## Task goal
Show only those lines of the entries where the string "selector" is found.

## Stored items from a collection
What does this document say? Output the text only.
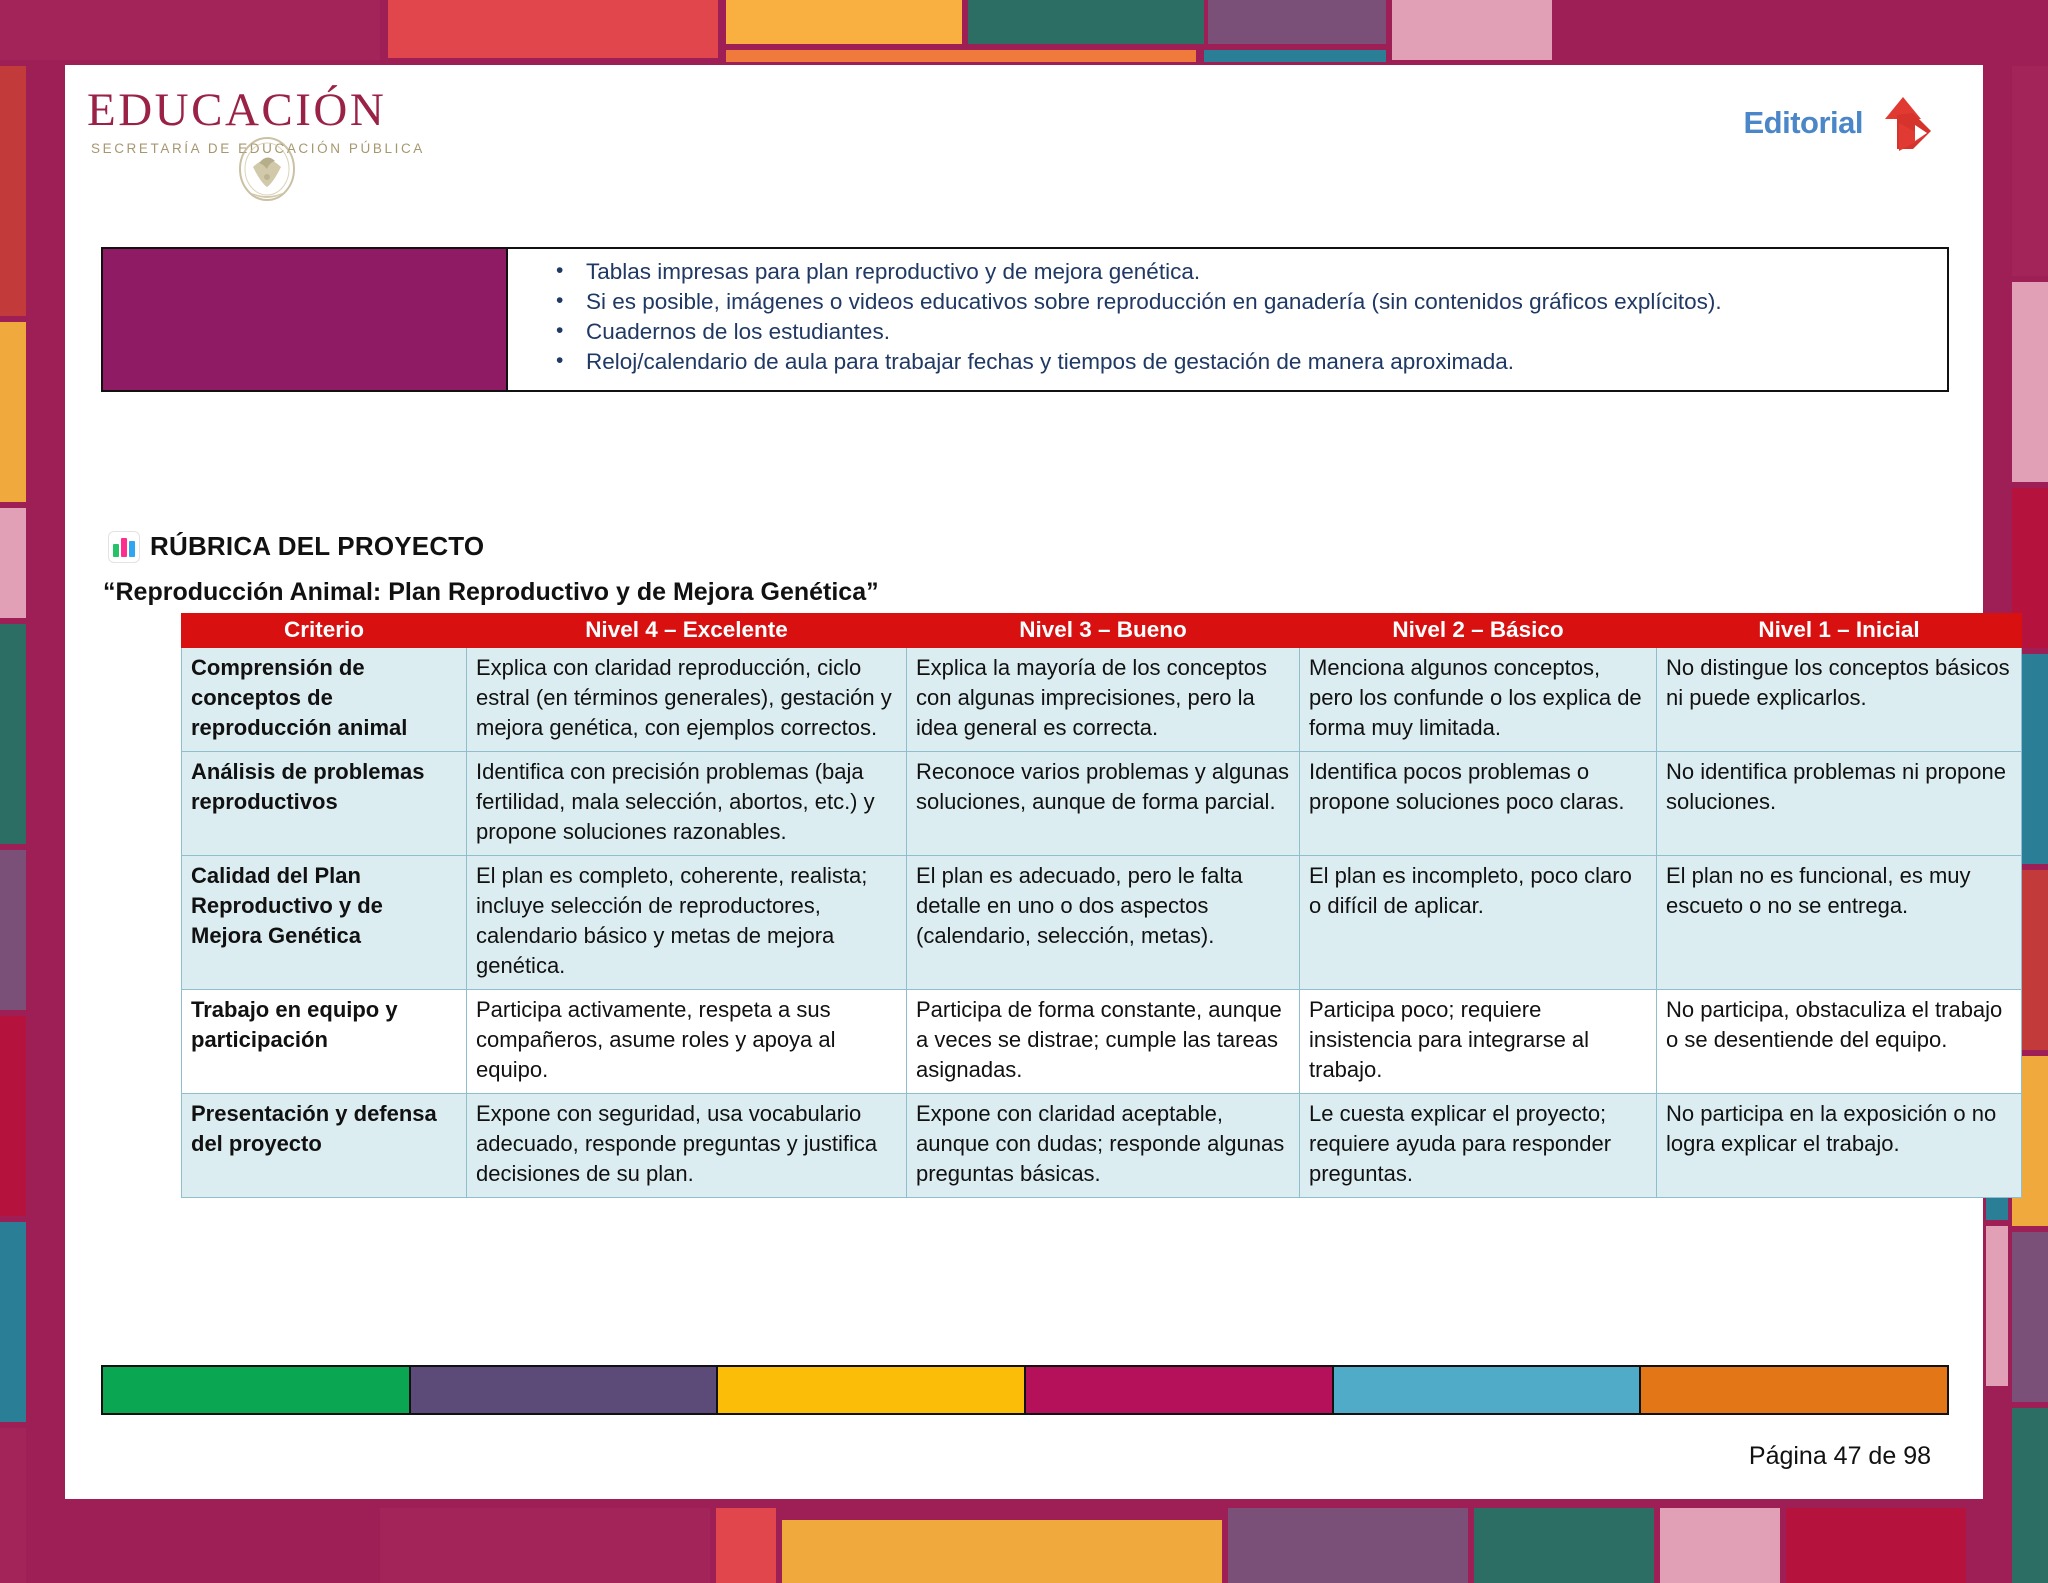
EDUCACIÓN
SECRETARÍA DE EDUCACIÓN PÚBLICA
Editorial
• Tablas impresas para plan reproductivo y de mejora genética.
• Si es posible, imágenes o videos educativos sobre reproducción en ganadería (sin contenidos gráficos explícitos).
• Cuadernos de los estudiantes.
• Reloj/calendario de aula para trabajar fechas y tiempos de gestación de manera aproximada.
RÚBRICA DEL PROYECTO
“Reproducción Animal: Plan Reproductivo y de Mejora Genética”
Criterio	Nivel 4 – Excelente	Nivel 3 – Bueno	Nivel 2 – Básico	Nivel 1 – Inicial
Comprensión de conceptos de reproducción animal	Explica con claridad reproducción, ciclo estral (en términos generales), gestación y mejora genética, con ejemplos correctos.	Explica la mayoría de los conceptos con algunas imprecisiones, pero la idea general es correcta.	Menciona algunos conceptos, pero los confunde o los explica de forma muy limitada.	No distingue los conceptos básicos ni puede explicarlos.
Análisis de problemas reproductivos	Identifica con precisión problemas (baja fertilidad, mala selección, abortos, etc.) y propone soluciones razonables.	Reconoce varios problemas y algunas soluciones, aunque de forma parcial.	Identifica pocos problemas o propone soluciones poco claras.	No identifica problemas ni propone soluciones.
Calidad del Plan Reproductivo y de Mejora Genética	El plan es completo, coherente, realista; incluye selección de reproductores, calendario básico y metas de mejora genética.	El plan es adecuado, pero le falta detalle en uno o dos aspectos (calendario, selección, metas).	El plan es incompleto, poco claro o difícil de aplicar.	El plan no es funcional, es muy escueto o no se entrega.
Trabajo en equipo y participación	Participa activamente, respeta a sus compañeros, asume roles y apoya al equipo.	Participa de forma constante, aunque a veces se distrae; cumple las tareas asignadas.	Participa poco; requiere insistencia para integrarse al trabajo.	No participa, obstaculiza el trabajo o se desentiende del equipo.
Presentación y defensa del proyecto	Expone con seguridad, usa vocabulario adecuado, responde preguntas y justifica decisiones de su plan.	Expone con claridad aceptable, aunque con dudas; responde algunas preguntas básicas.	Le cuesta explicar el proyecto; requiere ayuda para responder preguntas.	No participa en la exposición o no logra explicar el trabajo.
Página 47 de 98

==

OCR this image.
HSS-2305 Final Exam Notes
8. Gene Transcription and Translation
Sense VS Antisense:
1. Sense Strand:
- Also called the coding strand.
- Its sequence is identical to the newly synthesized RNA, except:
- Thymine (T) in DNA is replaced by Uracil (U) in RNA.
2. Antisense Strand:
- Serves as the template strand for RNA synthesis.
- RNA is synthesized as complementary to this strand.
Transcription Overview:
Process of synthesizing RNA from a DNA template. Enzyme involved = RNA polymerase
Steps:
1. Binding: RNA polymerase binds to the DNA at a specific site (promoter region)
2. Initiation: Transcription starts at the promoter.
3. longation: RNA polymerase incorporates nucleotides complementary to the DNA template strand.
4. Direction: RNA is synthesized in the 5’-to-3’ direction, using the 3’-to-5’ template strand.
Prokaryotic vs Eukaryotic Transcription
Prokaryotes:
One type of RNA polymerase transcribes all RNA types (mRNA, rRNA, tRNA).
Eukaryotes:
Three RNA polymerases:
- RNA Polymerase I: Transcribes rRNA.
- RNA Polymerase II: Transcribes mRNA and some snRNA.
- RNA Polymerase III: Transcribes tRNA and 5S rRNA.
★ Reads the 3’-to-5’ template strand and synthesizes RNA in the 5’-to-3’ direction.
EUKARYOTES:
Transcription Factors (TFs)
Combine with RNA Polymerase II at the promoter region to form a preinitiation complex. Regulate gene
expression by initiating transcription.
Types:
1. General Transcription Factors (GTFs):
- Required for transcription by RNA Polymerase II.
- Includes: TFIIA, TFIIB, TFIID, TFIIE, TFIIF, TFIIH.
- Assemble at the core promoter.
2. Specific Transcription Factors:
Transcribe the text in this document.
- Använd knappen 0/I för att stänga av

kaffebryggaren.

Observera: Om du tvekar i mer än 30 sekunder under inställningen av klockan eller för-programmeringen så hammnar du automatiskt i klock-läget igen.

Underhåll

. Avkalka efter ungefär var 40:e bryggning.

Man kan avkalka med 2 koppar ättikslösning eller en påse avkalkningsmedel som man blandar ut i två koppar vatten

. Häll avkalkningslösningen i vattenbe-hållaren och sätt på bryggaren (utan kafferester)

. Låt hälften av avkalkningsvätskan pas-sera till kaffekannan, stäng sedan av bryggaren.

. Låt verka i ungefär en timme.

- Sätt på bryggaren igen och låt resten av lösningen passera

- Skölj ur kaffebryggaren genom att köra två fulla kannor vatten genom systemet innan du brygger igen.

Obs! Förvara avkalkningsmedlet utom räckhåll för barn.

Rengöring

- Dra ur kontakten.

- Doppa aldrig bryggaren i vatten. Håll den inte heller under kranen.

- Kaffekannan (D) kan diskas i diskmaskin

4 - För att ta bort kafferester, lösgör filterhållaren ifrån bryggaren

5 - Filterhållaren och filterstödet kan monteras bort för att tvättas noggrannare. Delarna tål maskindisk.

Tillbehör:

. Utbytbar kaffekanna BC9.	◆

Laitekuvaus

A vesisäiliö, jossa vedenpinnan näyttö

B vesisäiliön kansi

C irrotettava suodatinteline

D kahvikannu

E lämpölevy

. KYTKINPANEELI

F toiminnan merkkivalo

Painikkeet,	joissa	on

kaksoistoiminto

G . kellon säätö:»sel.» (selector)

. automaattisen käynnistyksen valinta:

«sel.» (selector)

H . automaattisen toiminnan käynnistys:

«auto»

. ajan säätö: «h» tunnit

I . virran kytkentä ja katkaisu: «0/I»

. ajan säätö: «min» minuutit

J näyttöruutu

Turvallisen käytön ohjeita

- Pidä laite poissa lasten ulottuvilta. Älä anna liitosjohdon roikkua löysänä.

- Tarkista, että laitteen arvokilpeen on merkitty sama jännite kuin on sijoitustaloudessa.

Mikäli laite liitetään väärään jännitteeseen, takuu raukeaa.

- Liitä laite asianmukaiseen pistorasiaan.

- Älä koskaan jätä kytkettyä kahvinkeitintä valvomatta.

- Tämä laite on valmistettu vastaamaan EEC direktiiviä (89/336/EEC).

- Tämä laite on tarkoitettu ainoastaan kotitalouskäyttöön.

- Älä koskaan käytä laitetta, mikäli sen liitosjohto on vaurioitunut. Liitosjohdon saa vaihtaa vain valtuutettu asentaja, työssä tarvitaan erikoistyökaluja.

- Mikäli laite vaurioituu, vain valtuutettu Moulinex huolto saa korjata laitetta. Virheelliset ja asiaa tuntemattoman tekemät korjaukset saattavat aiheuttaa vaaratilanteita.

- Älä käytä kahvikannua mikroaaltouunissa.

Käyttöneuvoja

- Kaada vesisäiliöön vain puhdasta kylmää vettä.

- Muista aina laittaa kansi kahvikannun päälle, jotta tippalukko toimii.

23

## Solution below
G . kellon säätö:»sel.» (selector)
«sel.» (selector)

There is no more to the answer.